**EXTRACTED ENTRIES**:
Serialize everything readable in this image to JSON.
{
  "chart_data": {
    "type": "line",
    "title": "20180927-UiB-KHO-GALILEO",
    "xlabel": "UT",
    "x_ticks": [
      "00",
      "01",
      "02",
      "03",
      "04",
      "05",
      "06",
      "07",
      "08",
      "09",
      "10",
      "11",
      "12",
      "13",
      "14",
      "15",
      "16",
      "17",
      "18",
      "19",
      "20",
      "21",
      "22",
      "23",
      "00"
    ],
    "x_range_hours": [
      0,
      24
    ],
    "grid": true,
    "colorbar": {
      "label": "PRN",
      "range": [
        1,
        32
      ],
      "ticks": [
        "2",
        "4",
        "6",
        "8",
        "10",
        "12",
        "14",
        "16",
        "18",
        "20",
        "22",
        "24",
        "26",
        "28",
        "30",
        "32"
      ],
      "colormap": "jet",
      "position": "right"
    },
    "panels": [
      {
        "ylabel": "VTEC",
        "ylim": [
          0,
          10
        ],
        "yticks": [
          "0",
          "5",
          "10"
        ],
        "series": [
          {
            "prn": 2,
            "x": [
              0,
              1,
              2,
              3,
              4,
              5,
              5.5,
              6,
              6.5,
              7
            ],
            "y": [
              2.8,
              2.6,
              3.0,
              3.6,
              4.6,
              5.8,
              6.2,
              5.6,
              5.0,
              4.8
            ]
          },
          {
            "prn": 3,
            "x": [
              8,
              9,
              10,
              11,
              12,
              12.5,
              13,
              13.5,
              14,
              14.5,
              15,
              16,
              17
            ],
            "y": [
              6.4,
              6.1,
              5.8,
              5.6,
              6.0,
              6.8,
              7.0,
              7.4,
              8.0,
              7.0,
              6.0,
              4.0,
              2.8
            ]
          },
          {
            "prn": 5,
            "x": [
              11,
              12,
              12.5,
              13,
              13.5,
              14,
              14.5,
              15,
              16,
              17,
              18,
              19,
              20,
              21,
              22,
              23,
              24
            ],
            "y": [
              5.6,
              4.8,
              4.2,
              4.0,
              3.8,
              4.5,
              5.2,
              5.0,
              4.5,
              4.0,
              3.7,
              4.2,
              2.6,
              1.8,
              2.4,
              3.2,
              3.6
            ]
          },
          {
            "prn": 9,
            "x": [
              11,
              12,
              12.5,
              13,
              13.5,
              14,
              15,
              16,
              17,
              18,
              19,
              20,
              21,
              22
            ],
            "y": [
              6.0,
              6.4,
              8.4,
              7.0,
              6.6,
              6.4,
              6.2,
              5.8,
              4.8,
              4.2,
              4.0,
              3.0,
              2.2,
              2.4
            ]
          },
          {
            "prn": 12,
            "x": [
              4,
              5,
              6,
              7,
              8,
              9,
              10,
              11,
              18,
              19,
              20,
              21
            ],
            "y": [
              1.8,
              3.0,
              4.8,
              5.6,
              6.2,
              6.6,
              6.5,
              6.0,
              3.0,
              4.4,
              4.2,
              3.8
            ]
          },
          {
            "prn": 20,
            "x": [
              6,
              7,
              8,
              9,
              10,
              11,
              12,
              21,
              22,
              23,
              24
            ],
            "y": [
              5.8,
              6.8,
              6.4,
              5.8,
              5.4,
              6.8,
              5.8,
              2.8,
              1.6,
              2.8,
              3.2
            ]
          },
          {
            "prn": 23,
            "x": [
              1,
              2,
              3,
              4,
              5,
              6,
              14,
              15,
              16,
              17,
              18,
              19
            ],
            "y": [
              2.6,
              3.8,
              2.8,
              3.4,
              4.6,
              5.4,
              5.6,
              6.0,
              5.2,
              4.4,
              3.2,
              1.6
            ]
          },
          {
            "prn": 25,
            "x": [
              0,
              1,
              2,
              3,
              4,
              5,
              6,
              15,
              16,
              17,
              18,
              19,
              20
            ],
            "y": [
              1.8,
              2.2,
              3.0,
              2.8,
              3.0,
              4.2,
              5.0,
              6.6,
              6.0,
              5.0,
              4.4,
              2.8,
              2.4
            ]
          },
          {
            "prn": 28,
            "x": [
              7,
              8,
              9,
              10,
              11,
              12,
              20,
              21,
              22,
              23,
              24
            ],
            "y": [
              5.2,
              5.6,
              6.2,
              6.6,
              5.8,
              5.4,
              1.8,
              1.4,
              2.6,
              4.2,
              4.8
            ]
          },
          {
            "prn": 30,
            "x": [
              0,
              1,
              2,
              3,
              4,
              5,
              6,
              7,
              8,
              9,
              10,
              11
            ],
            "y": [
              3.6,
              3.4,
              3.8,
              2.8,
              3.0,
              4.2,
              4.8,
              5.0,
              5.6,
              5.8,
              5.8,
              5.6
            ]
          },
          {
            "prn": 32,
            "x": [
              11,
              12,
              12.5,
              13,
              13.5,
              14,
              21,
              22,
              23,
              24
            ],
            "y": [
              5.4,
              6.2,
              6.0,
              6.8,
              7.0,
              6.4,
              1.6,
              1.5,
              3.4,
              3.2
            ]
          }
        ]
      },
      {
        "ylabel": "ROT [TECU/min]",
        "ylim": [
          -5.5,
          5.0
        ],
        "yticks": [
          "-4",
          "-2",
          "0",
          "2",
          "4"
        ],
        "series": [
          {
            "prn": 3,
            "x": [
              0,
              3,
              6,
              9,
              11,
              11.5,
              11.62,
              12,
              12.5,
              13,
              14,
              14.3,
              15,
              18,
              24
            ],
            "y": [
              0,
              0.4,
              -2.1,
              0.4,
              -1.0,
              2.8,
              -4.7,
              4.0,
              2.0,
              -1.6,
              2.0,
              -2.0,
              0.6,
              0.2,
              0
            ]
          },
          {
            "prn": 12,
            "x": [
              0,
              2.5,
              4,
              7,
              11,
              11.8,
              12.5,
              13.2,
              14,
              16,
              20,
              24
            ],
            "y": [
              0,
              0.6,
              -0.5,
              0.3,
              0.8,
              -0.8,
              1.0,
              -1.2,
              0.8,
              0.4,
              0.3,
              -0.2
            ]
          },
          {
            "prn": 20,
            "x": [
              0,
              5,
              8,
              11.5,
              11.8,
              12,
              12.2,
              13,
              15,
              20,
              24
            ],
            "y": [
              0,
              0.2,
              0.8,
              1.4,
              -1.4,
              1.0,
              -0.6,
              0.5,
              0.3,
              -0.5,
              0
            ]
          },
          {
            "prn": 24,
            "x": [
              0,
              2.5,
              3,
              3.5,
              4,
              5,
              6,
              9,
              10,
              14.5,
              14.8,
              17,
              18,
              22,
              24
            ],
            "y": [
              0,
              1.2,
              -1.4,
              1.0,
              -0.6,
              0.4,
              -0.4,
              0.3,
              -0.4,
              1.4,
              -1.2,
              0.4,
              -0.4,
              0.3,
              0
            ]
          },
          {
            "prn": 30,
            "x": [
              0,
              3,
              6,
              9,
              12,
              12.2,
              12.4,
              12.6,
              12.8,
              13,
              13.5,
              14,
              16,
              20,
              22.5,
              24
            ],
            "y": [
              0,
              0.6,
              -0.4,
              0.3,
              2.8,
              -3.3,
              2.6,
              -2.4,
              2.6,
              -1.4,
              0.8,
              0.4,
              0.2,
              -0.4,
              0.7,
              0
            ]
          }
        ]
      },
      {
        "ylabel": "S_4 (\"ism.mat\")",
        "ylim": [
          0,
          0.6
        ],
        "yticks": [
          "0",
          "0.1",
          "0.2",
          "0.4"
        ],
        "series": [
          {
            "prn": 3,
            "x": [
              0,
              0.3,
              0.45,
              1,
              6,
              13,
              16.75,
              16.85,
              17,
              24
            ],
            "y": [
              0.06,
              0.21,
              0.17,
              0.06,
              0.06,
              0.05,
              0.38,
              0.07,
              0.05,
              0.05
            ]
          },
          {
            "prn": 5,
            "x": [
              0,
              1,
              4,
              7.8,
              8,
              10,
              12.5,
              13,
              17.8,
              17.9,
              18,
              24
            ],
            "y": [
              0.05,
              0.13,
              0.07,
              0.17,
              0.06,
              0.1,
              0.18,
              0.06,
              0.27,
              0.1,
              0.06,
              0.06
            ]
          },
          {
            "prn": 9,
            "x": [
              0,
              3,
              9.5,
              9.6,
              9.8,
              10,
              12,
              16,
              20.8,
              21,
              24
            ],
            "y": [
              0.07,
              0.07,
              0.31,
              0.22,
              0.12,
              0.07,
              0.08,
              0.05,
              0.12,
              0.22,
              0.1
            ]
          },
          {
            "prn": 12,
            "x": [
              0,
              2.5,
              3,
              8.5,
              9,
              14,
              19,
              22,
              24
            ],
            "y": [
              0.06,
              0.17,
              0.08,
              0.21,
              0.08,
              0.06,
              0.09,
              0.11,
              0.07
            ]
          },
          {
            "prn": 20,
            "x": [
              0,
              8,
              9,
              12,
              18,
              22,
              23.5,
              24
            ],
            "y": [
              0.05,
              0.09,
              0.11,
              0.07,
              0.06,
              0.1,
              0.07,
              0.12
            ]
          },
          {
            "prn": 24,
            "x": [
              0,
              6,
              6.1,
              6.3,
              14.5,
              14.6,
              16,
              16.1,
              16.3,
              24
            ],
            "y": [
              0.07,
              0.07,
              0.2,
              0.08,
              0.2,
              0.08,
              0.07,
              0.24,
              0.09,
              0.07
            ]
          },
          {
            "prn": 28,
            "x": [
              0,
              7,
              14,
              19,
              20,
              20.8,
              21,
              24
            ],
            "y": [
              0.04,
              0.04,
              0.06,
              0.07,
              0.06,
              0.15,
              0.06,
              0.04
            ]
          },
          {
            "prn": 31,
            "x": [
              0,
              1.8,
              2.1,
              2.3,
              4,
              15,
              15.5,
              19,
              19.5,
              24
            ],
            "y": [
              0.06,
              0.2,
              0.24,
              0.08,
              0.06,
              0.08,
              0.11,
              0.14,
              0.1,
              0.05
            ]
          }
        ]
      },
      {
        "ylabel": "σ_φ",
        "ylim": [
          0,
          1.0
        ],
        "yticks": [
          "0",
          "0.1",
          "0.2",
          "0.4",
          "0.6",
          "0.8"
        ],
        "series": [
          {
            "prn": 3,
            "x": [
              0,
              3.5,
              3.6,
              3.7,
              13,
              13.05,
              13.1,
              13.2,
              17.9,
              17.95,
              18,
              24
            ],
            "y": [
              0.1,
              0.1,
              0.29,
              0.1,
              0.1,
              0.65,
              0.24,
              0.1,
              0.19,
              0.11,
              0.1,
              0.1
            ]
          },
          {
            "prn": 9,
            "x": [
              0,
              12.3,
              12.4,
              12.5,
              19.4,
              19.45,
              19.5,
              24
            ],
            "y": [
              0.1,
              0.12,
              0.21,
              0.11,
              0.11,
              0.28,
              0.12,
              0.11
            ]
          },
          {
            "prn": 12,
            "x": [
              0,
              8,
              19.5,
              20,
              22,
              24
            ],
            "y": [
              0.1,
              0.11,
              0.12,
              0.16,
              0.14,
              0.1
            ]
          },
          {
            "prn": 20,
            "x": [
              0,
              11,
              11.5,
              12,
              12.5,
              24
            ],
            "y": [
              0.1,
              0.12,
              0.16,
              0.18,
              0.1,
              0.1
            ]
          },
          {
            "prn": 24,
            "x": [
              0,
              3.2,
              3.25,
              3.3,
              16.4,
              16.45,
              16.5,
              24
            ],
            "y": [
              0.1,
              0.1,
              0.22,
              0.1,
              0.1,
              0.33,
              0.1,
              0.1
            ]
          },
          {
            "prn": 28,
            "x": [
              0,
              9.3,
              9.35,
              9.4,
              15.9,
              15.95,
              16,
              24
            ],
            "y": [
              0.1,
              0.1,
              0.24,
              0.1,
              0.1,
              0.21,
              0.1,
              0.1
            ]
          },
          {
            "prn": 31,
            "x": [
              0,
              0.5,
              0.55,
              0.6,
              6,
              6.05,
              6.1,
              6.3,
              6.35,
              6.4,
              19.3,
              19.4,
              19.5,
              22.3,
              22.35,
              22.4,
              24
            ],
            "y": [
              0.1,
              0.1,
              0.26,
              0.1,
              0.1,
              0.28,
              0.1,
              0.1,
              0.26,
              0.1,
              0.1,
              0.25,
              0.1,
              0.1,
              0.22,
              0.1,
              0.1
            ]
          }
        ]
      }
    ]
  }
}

**PROBLEM DESCRIPTION**:
Show the lines of the records that include the string "ylabel".

**RESULT OF THE EXERCISE**:
        "ylabel": "VTEC",
        "ylabel": "ROT [TECU/min]",
        "ylabel": "S_4 (\"ism.mat\")",
        "ylabel": "σ_φ",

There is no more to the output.